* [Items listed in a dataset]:
..............................

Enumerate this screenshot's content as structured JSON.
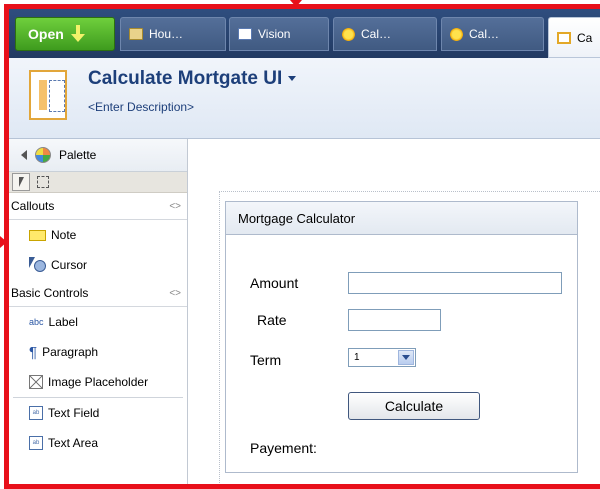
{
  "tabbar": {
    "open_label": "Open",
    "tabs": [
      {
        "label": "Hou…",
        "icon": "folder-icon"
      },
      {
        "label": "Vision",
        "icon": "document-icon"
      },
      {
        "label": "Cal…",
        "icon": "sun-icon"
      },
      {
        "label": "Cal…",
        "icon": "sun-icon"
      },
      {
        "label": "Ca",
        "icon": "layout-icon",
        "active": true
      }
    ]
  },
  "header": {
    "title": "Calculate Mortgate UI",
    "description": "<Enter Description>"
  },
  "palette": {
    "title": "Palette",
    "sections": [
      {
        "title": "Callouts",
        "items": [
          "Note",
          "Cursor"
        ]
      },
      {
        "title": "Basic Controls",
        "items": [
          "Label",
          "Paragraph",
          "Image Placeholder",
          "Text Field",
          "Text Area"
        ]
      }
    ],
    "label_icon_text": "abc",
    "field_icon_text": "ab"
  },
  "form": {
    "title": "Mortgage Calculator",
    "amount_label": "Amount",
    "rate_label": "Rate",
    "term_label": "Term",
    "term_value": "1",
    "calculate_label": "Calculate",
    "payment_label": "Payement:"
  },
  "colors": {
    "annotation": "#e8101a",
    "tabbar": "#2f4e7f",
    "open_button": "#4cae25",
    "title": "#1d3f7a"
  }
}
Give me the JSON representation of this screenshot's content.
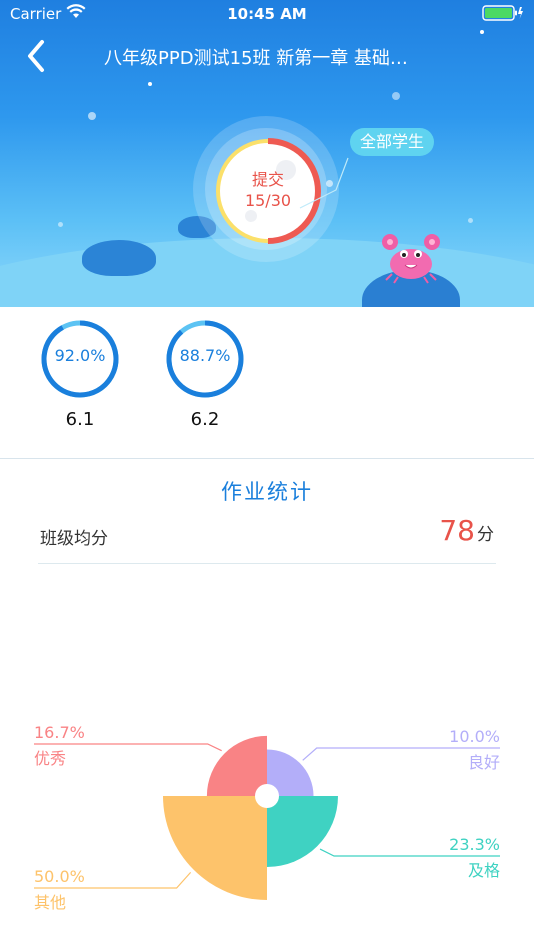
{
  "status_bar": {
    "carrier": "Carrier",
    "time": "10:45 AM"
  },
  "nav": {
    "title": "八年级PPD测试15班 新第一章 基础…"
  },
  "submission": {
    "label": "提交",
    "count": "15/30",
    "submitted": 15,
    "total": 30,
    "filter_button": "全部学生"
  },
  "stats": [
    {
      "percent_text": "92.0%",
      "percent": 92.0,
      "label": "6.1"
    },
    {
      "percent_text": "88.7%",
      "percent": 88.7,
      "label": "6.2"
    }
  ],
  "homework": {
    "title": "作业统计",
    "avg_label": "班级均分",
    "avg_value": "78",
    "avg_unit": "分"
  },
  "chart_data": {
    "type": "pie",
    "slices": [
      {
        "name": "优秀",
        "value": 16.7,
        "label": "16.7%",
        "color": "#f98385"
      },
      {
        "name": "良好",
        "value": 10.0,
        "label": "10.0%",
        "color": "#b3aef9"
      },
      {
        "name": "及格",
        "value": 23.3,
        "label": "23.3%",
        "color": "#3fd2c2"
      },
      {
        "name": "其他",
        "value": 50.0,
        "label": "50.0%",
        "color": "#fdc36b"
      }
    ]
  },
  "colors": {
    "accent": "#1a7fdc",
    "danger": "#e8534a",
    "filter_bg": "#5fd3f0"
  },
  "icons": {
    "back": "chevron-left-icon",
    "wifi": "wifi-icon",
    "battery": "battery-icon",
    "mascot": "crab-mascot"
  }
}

..............................

* [Instructions for the task]:
Look through the entries above for the word "content". Copy every line where it shows up.

* [Result for this exercise]:
Enumerate this screenshot's content as structured JSON.
Give me the JSON representation of this screenshot's content.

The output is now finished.